>> start Data for this task

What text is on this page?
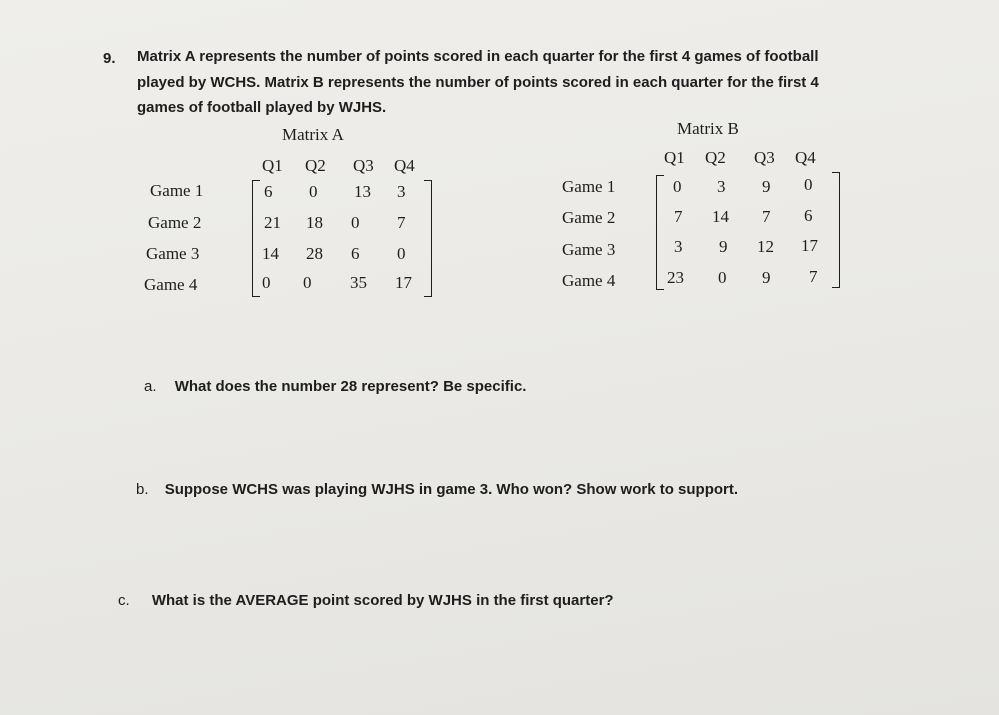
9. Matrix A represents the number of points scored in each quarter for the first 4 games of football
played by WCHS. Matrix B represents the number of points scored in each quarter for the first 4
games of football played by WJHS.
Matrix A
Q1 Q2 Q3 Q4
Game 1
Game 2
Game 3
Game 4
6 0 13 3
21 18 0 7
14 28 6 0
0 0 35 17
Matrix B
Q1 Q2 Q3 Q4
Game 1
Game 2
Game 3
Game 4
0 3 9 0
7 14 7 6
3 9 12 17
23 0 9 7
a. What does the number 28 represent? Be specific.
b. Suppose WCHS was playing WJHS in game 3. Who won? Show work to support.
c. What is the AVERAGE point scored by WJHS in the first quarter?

>> end Data for this task
>> start Data for this task

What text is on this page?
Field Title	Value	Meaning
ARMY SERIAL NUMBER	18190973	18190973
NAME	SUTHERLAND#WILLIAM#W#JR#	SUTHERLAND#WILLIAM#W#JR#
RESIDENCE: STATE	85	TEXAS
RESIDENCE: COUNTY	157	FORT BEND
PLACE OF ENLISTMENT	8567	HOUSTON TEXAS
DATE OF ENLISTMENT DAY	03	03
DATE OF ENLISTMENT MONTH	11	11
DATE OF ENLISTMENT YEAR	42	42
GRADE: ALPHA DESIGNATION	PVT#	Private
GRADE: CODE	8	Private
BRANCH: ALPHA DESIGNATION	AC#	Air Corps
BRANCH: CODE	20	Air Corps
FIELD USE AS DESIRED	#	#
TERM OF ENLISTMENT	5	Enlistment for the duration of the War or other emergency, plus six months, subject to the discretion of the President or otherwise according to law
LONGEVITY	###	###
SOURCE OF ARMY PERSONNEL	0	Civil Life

>> end Data for this task
>> start Data for this task

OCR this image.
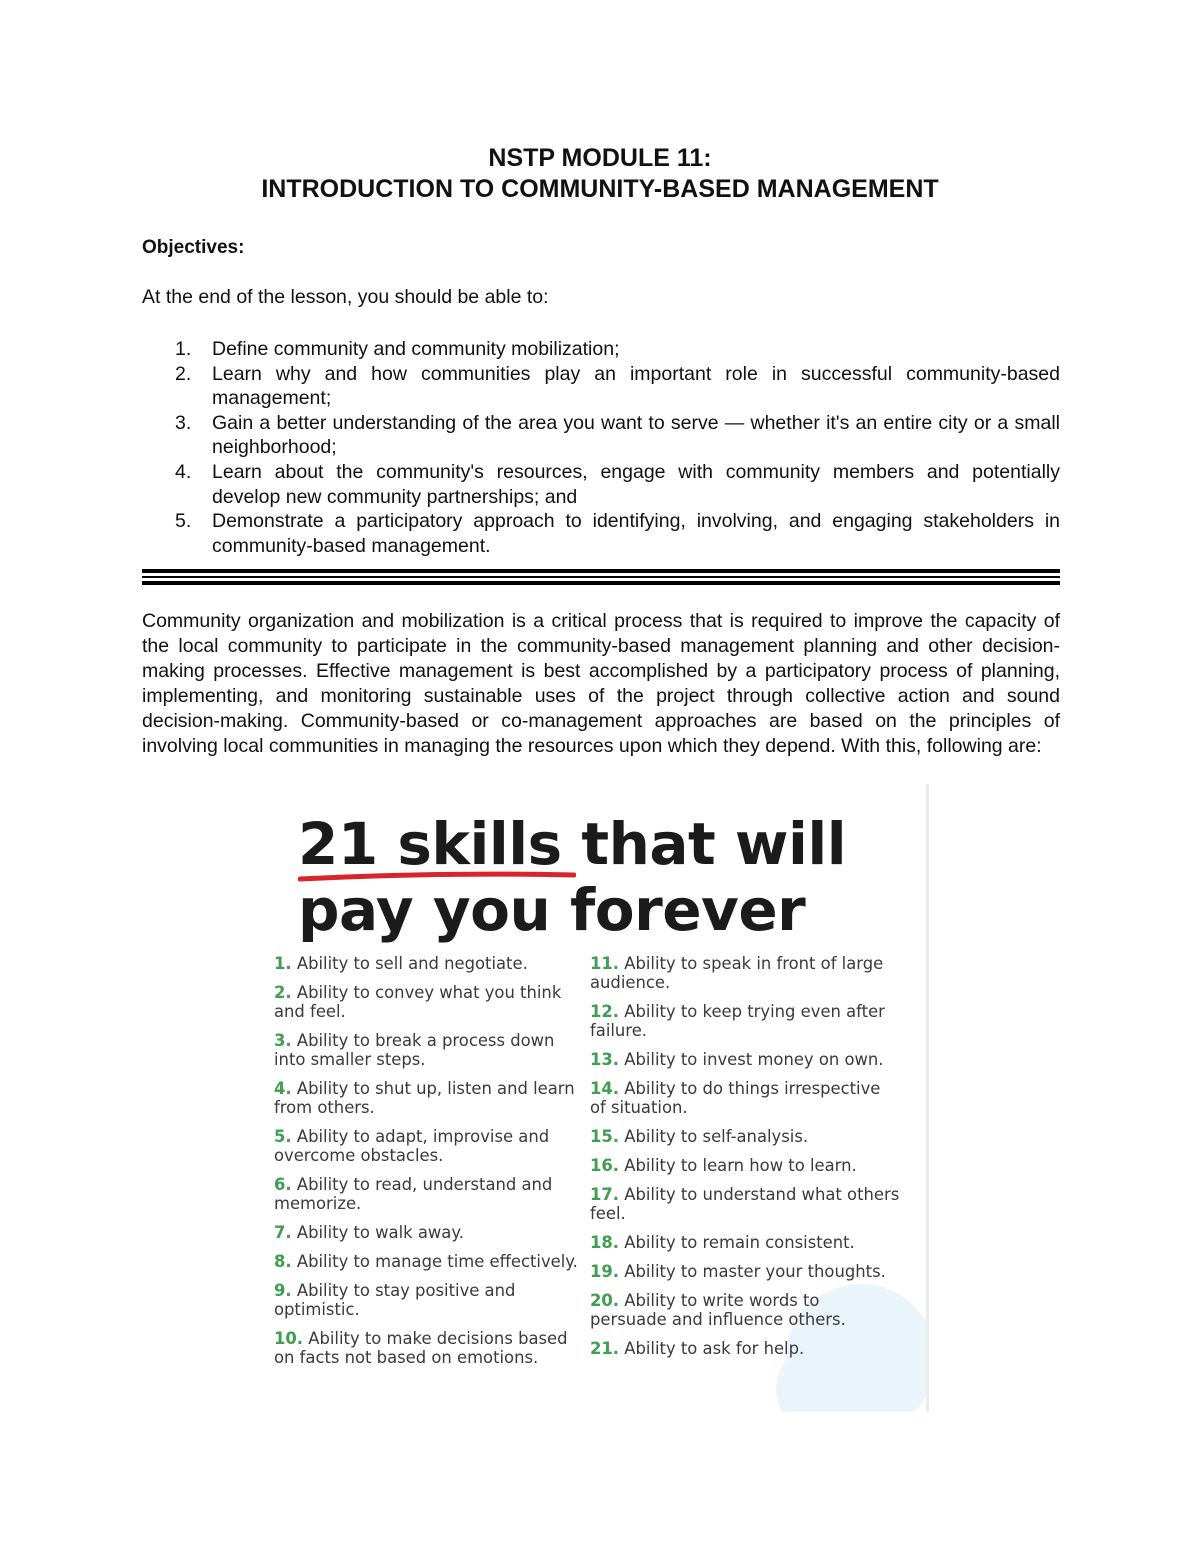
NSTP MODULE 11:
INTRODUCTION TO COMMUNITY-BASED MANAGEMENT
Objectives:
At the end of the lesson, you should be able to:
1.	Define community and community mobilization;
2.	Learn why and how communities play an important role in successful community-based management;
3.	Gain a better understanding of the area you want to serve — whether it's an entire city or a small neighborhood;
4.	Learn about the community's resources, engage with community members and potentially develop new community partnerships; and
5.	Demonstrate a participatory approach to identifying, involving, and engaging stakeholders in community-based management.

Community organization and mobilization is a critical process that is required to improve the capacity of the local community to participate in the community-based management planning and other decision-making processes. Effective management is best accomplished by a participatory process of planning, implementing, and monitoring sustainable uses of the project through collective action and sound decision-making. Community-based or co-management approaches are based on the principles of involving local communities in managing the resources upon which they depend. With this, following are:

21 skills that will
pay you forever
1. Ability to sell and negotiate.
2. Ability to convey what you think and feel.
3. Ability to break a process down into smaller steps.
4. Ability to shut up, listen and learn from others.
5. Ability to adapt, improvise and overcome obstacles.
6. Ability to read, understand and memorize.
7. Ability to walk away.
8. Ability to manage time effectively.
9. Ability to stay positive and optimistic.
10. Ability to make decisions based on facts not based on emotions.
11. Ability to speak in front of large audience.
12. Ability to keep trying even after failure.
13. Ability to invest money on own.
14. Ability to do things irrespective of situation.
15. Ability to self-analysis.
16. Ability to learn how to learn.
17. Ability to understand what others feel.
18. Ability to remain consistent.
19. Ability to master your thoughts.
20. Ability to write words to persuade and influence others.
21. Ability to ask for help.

>> end Data for this task

> What the task asks: Search the listing for the word "ENLISTMENT" and return each line that holds it.

> Output for this task:
PLACE OF ENLISTMENT	8567	HOUSTON TEXAS
DATE OF ENLISTMENT DAY	03	03
DATE OF ENLISTMENT MONTH	11	11
DATE OF ENLISTMENT YEAR	42	42
TERM OF ENLISTMENT	5	Enlistment for the duration of the War or other emergency, plus six months, subject to the discretion of the President or otherwise according to law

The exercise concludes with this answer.